**GIVEN REQUEST**
Will you output the entries below exactly, skipping every image they contain?
[Begin]
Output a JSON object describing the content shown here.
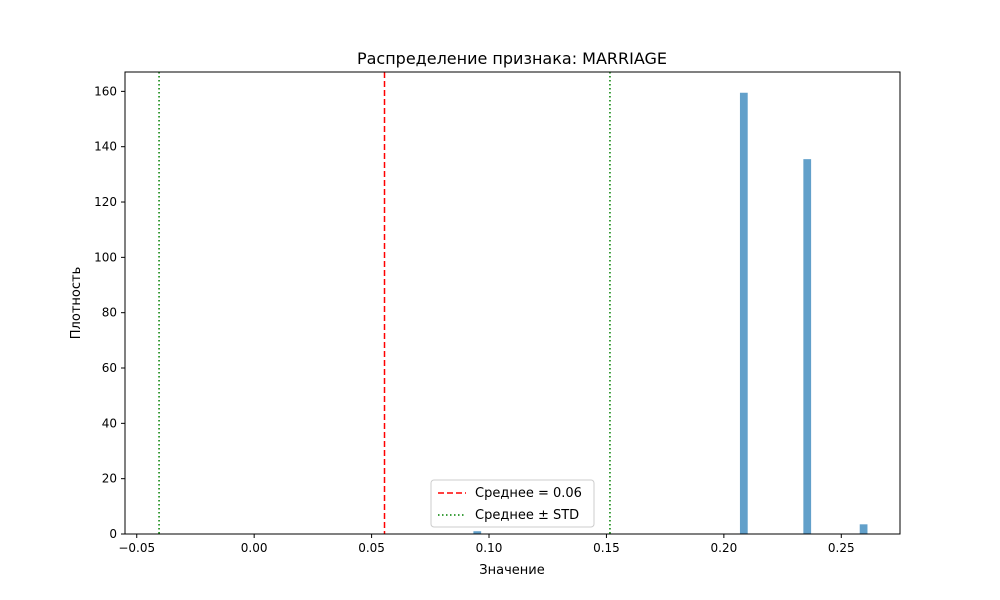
{
  "chart_data": {
    "type": "bar",
    "title": "Распределение признака: MARRIAGE",
    "xlabel": "Значение",
    "ylabel": "Плотность",
    "xlim": [
      -0.055,
      0.275
    ],
    "ylim": [
      0,
      167
    ],
    "grid": false,
    "legend_position": "lower center",
    "x_ticks": [
      -0.05,
      0.0,
      0.05,
      0.1,
      0.15,
      0.2,
      0.25
    ],
    "x_tick_labels": [
      "−0.05",
      "0.00",
      "0.05",
      "0.10",
      "0.15",
      "0.20",
      "0.25"
    ],
    "y_ticks": [
      0,
      20,
      40,
      60,
      80,
      100,
      120,
      140,
      160
    ],
    "y_tick_labels": [
      "0",
      "20",
      "40",
      "60",
      "80",
      "100",
      "120",
      "140",
      "160"
    ],
    "bin_width": 0.0033,
    "bars": [
      {
        "x": 0.095,
        "value": 1
      },
      {
        "x": 0.2085,
        "value": 159.5
      },
      {
        "x": 0.2355,
        "value": 135.5
      },
      {
        "x": 0.2595,
        "value": 3.5
      }
    ],
    "bar_color": "#1f77b4",
    "bar_opacity": 0.7,
    "lines": [
      {
        "x": 0.0555,
        "style": "dashed",
        "color": "#ff0000",
        "label": "Среднее = 0.06"
      },
      {
        "x": -0.0405,
        "style": "dotted",
        "color": "#008000",
        "label": "Среднее ± STD"
      },
      {
        "x": 0.1515,
        "style": "dotted",
        "color": "#008000",
        "label": ""
      }
    ]
  }
}
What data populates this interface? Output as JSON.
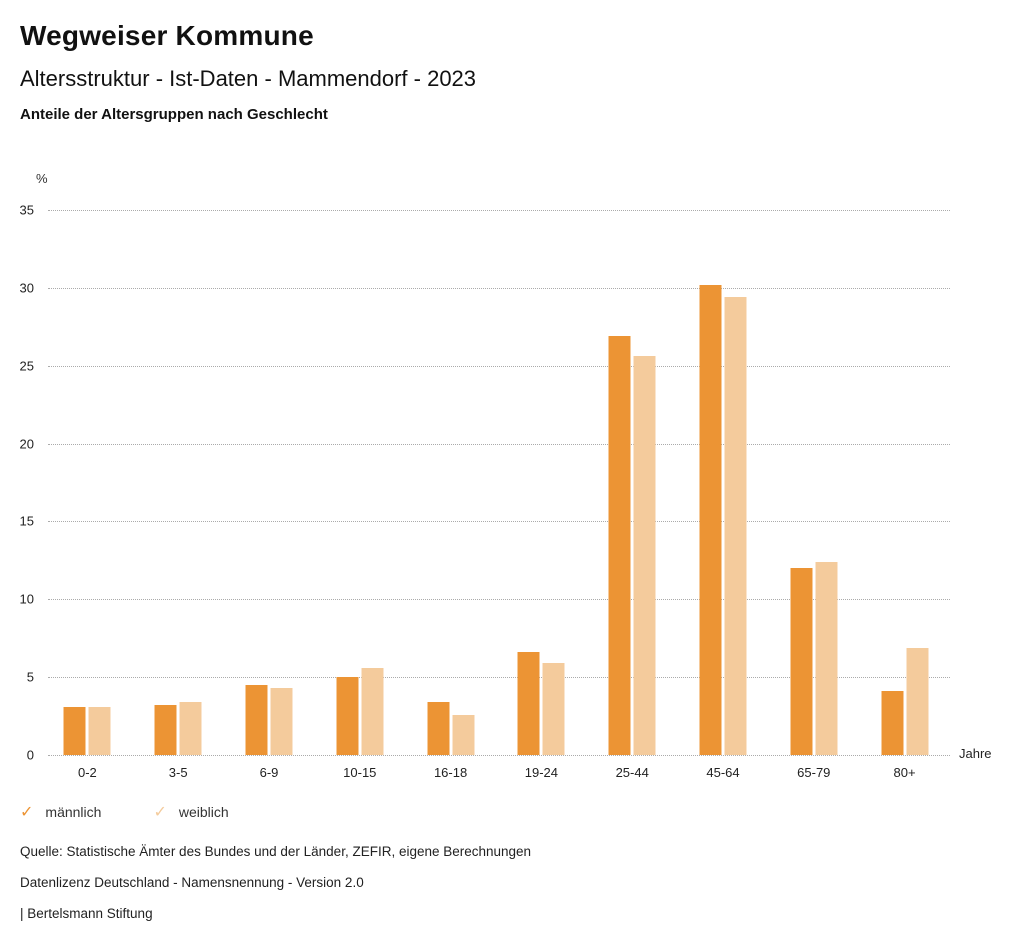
{
  "header": {
    "title": "Wegweiser Kommune",
    "subtitle": "Altersstruktur - Ist-Daten - Mammendorf - 2023",
    "chart_heading": "Anteile der Altersgruppen nach Geschlecht"
  },
  "chart_data": {
    "type": "bar",
    "title": "Anteile der Altersgruppen nach Geschlecht",
    "ylabel": "%",
    "xlabel": "Jahre",
    "ylim": [
      0,
      35
    ],
    "ytick_step": 5,
    "grid": true,
    "legend_position": "bottom-left",
    "categories": [
      "0-2",
      "3-5",
      "6-9",
      "10-15",
      "16-18",
      "19-24",
      "25-44",
      "45-64",
      "65-79",
      "80+"
    ],
    "series": [
      {
        "name": "männlich",
        "color": "#EC9434",
        "values": [
          3.1,
          3.2,
          4.5,
          5.0,
          3.4,
          6.6,
          26.9,
          30.2,
          12.0,
          4.1
        ]
      },
      {
        "name": "weiblich",
        "color": "#F4CB9C",
        "values": [
          3.1,
          3.4,
          4.3,
          5.6,
          2.6,
          5.9,
          25.6,
          29.4,
          12.4,
          6.9
        ]
      }
    ]
  },
  "legend": {
    "items": [
      {
        "label": "männlich",
        "color": "#EC9434",
        "icon": "check-icon",
        "check_glyph": "✓"
      },
      {
        "label": "weiblich",
        "color": "#F4CB9C",
        "icon": "check-icon",
        "check_glyph": "✓"
      }
    ]
  },
  "footer": {
    "source": "Quelle: Statistische Ämter des Bundes und der Länder, ZEFIR, eigene Berechnungen",
    "license": "Datenlizenz Deutschland - Namensnennung - Version 2.0",
    "attribution": "| Bertelsmann Stiftung"
  }
}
[End]
**SOLUTION FOR THIS EXERCISE**
Output a JSON object describing the content shown here.
{
  "chart_data": {
    "type": "bar",
    "title": "Распределение признака: MARRIAGE",
    "xlabel": "Значение",
    "ylabel": "Плотность",
    "xlim": [
      -0.055,
      0.275
    ],
    "ylim": [
      0,
      167
    ],
    "grid": false,
    "legend_position": "lower center",
    "x_ticks": [
      -0.05,
      0.0,
      0.05,
      0.1,
      0.15,
      0.2,
      0.25
    ],
    "x_tick_labels": [
      "−0.05",
      "0.00",
      "0.05",
      "0.10",
      "0.15",
      "0.20",
      "0.25"
    ],
    "y_ticks": [
      0,
      20,
      40,
      60,
      80,
      100,
      120,
      140,
      160
    ],
    "y_tick_labels": [
      "0",
      "20",
      "40",
      "60",
      "80",
      "100",
      "120",
      "140",
      "160"
    ],
    "bin_width": 0.0033,
    "bars": [
      {
        "x": 0.095,
        "value": 1
      },
      {
        "x": 0.2085,
        "value": 159.5
      },
      {
        "x": 0.2355,
        "value": 135.5
      },
      {
        "x": 0.2595,
        "value": 3.5
      }
    ],
    "bar_color": "#1f77b4",
    "bar_opacity": 0.7,
    "lines": [
      {
        "x": 0.0555,
        "style": "dashed",
        "color": "#ff0000",
        "label": "Среднее = 0.06"
      },
      {
        "x": -0.0405,
        "style": "dotted",
        "color": "#008000",
        "label": "Среднее ± STD"
      },
      {
        "x": 0.1515,
        "style": "dotted",
        "color": "#008000",
        "label": ""
      }
    ]
  }
}
What data populates this interface? Output as JSON.
{
  "header": {
    "title": "Wegweiser Kommune",
    "subtitle": "Altersstruktur - Ist-Daten - Mammendorf - 2023",
    "chart_heading": "Anteile der Altersgruppen nach Geschlecht"
  },
  "chart_data": {
    "type": "bar",
    "title": "Anteile der Altersgruppen nach Geschlecht",
    "ylabel": "%",
    "xlabel": "Jahre",
    "ylim": [
      0,
      35
    ],
    "ytick_step": 5,
    "grid": true,
    "legend_position": "bottom-left",
    "categories": [
      "0-2",
      "3-5",
      "6-9",
      "10-15",
      "16-18",
      "19-24",
      "25-44",
      "45-64",
      "65-79",
      "80+"
    ],
    "series": [
      {
        "name": "männlich",
        "color": "#EC9434",
        "values": [
          3.1,
          3.2,
          4.5,
          5.0,
          3.4,
          6.6,
          26.9,
          30.2,
          12.0,
          4.1
        ]
      },
      {
        "name": "weiblich",
        "color": "#F4CB9C",
        "values": [
          3.1,
          3.4,
          4.3,
          5.6,
          2.6,
          5.9,
          25.6,
          29.4,
          12.4,
          6.9
        ]
      }
    ]
  },
  "legend": {
    "items": [
      {
        "label": "männlich",
        "color": "#EC9434",
        "icon": "check-icon",
        "check_glyph": "✓"
      },
      {
        "label": "weiblich",
        "color": "#F4CB9C",
        "icon": "check-icon",
        "check_glyph": "✓"
      }
    ]
  },
  "footer": {
    "source": "Quelle: Statistische Ämter des Bundes und der Länder, ZEFIR, eigene Berechnungen",
    "license": "Datenlizenz Deutschland - Namensnennung - Version 2.0",
    "attribution": "| Bertelsmann Stiftung"
  }
}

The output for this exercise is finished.